— Start —

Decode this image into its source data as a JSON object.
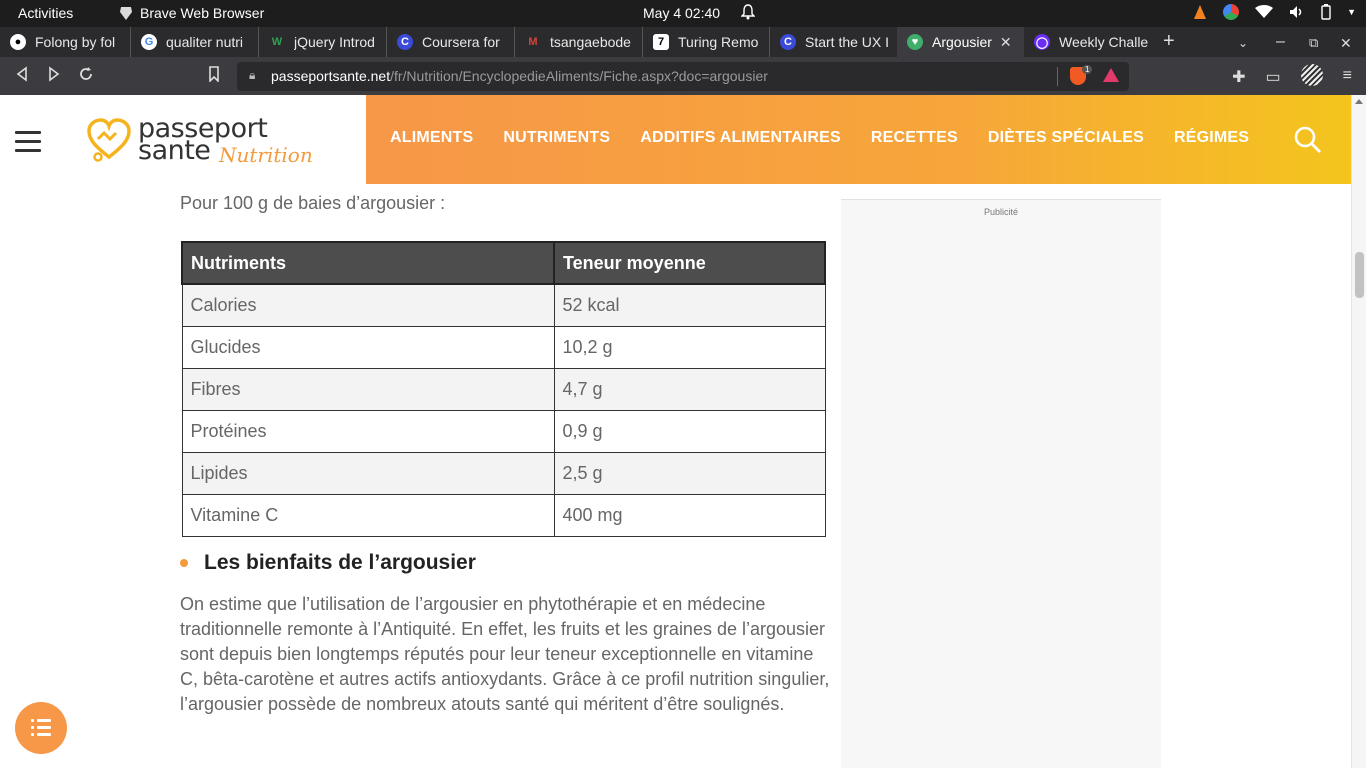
{
  "system": {
    "activities": "Activities",
    "app_name": "Brave Web Browser",
    "clock": "May 4  02:40"
  },
  "tabs": [
    {
      "label": "Folong by fol",
      "icon_color": "#ffffff",
      "icon": "github-icon"
    },
    {
      "label": "qualiter nutri",
      "icon_color": "#4285f4",
      "icon": "google-icon"
    },
    {
      "label": "jQuery Introd",
      "icon_color": "#2ea44f",
      "icon": "w-icon"
    },
    {
      "label": "Coursera for",
      "icon_color": "#3b4bd8",
      "icon": "coursera-icon"
    },
    {
      "label": "tsangaebode",
      "icon_color": "#d44638",
      "icon": "gmail-icon"
    },
    {
      "label": "Turing Remo",
      "icon_color": "#111111",
      "icon": "turing-icon"
    },
    {
      "label": "Start the UX I",
      "icon_color": "#3b4bd8",
      "icon": "coursera-icon"
    },
    {
      "label": "Argousier",
      "icon_color": "#3fae6a",
      "icon": "passeport-icon",
      "active": true
    },
    {
      "label": "Weekly Challe",
      "icon_color": "#6b2ef5",
      "icon": "q-icon"
    }
  ],
  "urlbar": {
    "domain": "passeportsante.net",
    "path": "/fr/Nutrition/EncyclopedieAliments/Fiche.aspx?doc=argousier",
    "shield_count": "1"
  },
  "site": {
    "logo_line1": "passeport",
    "logo_line2": "sante",
    "logo_sub": "Nutrition",
    "menu": [
      "ALIMENTS",
      "NUTRIMENTS",
      "ADDITIFS ALIMENTAIRES",
      "RECETTES",
      "DIÈTES SPÉCIALES",
      "RÉGIMES"
    ],
    "brand_color": "#f79748"
  },
  "content": {
    "intro": "Pour 100 g de baies d’argousier :",
    "table": {
      "headers": [
        "Nutriments",
        "Teneur moyenne"
      ],
      "rows": [
        [
          "Calories",
          "52 kcal"
        ],
        [
          "Glucides",
          "10,2 g"
        ],
        [
          "Fibres",
          "4,7 g"
        ],
        [
          "Protéines",
          "0,9 g"
        ],
        [
          "Lipides",
          "2,5 g"
        ],
        [
          "Vitamine C",
          "400 mg"
        ]
      ]
    },
    "heading": "Les bienfaits de l’argousier",
    "paragraph": "On estime que l’utilisation de l’argousier en phytothérapie et en médecine traditionnelle remonte à l’Antiquité. En effet, les fruits et les graines de l’argousier sont depuis bien longtemps réputés pour leur teneur exceptionnelle en vitamine C, bêta-carotène et autres actifs antioxydants. Grâce à ce profil nutrition singulier, l’argousier possède de nombreux atouts santé qui méritent d’être soulignés.",
    "ad_label": "Publicité"
  }
}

— End —

Keep every word of the data as it is when you write it out, but drop the pictures.

Task solution =>
Decode this image into its source data as a JSON object.
{
  "system": {
    "activities": "Activities",
    "app_name": "Brave Web Browser",
    "clock": "May 4  02:40"
  },
  "tabs": [
    {
      "label": "Folong by fol",
      "icon_color": "#ffffff",
      "icon": "github-icon"
    },
    {
      "label": "qualiter nutri",
      "icon_color": "#4285f4",
      "icon": "google-icon"
    },
    {
      "label": "jQuery Introd",
      "icon_color": "#2ea44f",
      "icon": "w-icon"
    },
    {
      "label": "Coursera for",
      "icon_color": "#3b4bd8",
      "icon": "coursera-icon"
    },
    {
      "label": "tsangaebode",
      "icon_color": "#d44638",
      "icon": "gmail-icon"
    },
    {
      "label": "Turing Remo",
      "icon_color": "#111111",
      "icon": "turing-icon"
    },
    {
      "label": "Start the UX I",
      "icon_color": "#3b4bd8",
      "icon": "coursera-icon"
    },
    {
      "label": "Argousier",
      "icon_color": "#3fae6a",
      "icon": "passeport-icon",
      "active": true
    },
    {
      "label": "Weekly Challe",
      "icon_color": "#6b2ef5",
      "icon": "q-icon"
    }
  ],
  "urlbar": {
    "domain": "passeportsante.net",
    "path": "/fr/Nutrition/EncyclopedieAliments/Fiche.aspx?doc=argousier",
    "shield_count": "1"
  },
  "site": {
    "logo_line1": "passeport",
    "logo_line2": "sante",
    "logo_sub": "Nutrition",
    "menu": [
      "ALIMENTS",
      "NUTRIMENTS",
      "ADDITIFS ALIMENTAIRES",
      "RECETTES",
      "DIÈTES SPÉCIALES",
      "RÉGIMES"
    ],
    "brand_color": "#f79748"
  },
  "content": {
    "intro": "Pour 100 g de baies d’argousier :",
    "table": {
      "headers": [
        "Nutriments",
        "Teneur moyenne"
      ],
      "rows": [
        [
          "Calories",
          "52 kcal"
        ],
        [
          "Glucides",
          "10,2 g"
        ],
        [
          "Fibres",
          "4,7 g"
        ],
        [
          "Protéines",
          "0,9 g"
        ],
        [
          "Lipides",
          "2,5 g"
        ],
        [
          "Vitamine C",
          "400 mg"
        ]
      ]
    },
    "heading": "Les bienfaits de l’argousier",
    "paragraph": "On estime que l’utilisation de l’argousier en phytothérapie et en médecine traditionnelle remonte à l’Antiquité. En effet, les fruits et les graines de l’argousier sont depuis bien longtemps réputés pour leur teneur exceptionnelle en vitamine C, bêta-carotène et autres actifs antioxydants. Grâce à ce profil nutrition singulier, l’argousier possède de nombreux atouts santé qui méritent d’être soulignés.",
    "ad_label": "Publicité"
  }
}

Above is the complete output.